** Start Passage provided **
Did the Hitchhikers Guide movie flop & if so why?

I agree completely with this. Zaphod was the most disappointing part of the whole movie, when compared to the books.

And the relevant quote is

Not exactly a simple concept to convey in film, but if Sam Rockwell could have gotten it, the movie would have been immensely more enjoyable.

The Asbestos Mango walked out, sure, but I fell asleep. It took too much energy to walk out, and the seats were comfortable.

Don’t be offended, my dear. You must embrace the geekiness. Make it your own. Love it. If you care for it properly, one day it will grow into something beautiful beyond your imagination. :wink:

P.S. I’m a geek too. Just not this variety. And I’m not tellin’ which variety I am.

The TV series, not the best adaptation, got Zaphod right. So Rockwell or the director made a deliberate choice to destroy the character. Too bad.

I certainly hope there will be a sequel. I mean, without the survivors of the “B” ark and the Scrabble board, the entire basic concept of the story makes no sense (i.e. why we are the way we are). Still, I felt the film did a credible job of telling the story and was quite entertaining. I sat through its entire running time and never once did I check my digital watch!

I read the book when I was twelve, and enjoyed it. The movie was vaguely disappointing to me: there just didn’t seem to be any there there. Not much of a plot, not much of a conflict, not much in the way of interesting character motivations.

There were some great sequences (the yarn-dolls, the head-on-spider-limbs guy), but they were broken up by tepid absurdism that really did nothing for me.

I remember Adams as being a blade so sharp you didn’t realize you’d been cut until fifteen minutes after the attack: his satire is quiet, subtle, and devastating. This was more like a kleenex spatula.

Daniel

Film is not good for subtlety, IMO. It’s not that you can’t do it, you just can’t do it for a modern American summer blockbuster market.

I have never heard the phrase “opportunity costs” used.

Could you enlighten me a bit? I would guess it means that the studio could have made better use of the money in a more profitable investment (whether pumping it into a different film, multiple films, or getting 1% down at the bank), but I am unsure.

I have discussions on this topic from time to time with a buddy of mine and would like to have another weapon in my arsenal! :smiley:

It could have been better, but I really enjoyed it. I even saw it three times. I’m not sure if it flopped, but it went out of theaters real quick around here. I hope thinking the DVD sales will be the real money maker for this one. I think word of mouth is a more effective advertising tool when all a person can sit his friend down for half an hour at his house and just pop the movie in. I’d love a sequel…I just hope they don’t needlessly slice and dice the dialogue next time around.

What?! But…but…this can not be!

I wouldn’t say it flopped, but if it had been up against better movies it very well may have.
** End Passage provided **
## Task set
• A. List the three words that one poster in the thread on the Hitchhiker's Guide movie uses to characterize Adams's satire.
• B. Pick up the thread on the Hitchhiker's Guide movie after its final post and continue it.
The records were drawn from a source separate from the thread on the Hitchhiker's Guide movie.
** Start Dataset entries **
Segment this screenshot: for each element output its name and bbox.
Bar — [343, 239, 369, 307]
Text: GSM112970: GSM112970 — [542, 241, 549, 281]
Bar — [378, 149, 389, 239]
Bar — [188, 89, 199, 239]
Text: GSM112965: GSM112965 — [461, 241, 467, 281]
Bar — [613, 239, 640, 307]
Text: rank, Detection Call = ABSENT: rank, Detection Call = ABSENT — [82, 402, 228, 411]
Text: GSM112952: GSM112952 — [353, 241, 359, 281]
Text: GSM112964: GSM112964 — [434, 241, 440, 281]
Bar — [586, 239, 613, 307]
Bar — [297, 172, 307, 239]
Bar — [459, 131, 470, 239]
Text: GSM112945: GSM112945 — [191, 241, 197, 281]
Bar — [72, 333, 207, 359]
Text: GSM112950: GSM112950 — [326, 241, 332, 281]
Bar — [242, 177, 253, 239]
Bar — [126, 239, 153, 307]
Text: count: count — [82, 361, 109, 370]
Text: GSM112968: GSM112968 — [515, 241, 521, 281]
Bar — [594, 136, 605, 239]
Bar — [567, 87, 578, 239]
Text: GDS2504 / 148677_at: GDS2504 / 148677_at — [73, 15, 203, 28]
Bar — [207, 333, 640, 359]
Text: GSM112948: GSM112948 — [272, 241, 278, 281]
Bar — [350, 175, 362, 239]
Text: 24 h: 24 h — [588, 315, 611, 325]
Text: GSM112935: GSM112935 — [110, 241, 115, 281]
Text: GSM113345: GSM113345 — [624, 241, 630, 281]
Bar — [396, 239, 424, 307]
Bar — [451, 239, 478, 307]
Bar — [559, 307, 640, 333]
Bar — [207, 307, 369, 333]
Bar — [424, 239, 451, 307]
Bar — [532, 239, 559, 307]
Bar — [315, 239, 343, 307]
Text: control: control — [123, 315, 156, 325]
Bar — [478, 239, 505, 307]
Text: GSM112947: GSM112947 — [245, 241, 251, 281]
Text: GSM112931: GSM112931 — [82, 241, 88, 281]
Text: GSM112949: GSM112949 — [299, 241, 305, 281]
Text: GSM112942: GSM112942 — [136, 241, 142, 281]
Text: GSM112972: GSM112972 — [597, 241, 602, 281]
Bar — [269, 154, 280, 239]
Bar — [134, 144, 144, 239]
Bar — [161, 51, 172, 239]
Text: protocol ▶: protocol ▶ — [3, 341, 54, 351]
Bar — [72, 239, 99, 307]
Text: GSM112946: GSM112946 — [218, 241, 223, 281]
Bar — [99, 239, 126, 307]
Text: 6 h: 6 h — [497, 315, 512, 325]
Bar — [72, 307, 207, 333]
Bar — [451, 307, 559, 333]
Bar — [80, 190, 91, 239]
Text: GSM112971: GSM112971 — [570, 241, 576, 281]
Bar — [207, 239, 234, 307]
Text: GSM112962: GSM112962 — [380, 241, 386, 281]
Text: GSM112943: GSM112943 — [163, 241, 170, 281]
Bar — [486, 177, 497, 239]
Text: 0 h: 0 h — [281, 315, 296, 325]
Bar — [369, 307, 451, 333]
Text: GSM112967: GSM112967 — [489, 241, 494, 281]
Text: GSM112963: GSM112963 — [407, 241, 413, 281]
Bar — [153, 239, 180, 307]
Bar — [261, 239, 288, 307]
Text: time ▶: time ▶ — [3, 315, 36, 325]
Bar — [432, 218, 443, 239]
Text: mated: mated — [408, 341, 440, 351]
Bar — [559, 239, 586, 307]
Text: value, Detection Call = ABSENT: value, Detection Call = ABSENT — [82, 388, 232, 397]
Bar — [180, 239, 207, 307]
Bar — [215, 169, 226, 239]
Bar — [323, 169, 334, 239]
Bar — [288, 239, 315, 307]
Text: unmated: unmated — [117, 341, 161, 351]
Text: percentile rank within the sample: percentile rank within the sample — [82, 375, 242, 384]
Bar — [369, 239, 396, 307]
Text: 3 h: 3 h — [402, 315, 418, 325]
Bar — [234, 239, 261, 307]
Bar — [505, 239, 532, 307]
** End Dataset entries **
## Results
• A. Quiet, subtle, and devastating.

• B.
I attribute much of its modest success to the fact that the other movies out at that time largely sucked worse.

I think it’ll go down as a flop. I haven’t heard anyone - whether professional reviewer or fan - who was in any way enthusiastic about the movie. What I saw was a bunch of people thinking, “They didn’t screw it up as badly as I was afraid they would have” or a bunch of wishful-thinking Adams fans looking for reasons to like it. The best anyone ever was about it ws lukewarm.

I’m a big Adams fan, and I fell asleep toward the end. I didn’t even stay past the start of the credits, discovering only later that a scene referred to in the book (but involving none of the major characters) appears after them. And I can’t bring myself to have regretted my premature departure. Some people have fingered Zaphod, but I thought his personality was pretty well-done, though he looked wrong without two simultaneously-visible heads. I disagree.

What was most wrong was Ford. The biggest misstep was at the very beginning, the bulldozer scene. In the book, Ford walks over to the construction supervisor, and through twisted, but somehow reasonable-sounding logic, convinces him to lay down in front of his own bulldozers. That’s FUNNY, and it seems like something you’d expect of an alien trying to reason with humans. It sets up a mood that something about the universe is off-kilter…or is it just the way humans have come to look at the universe?

What does Ford do in the movie? He bribes the workers with beer. That’s all. And does very little else in the rest of the movie as well.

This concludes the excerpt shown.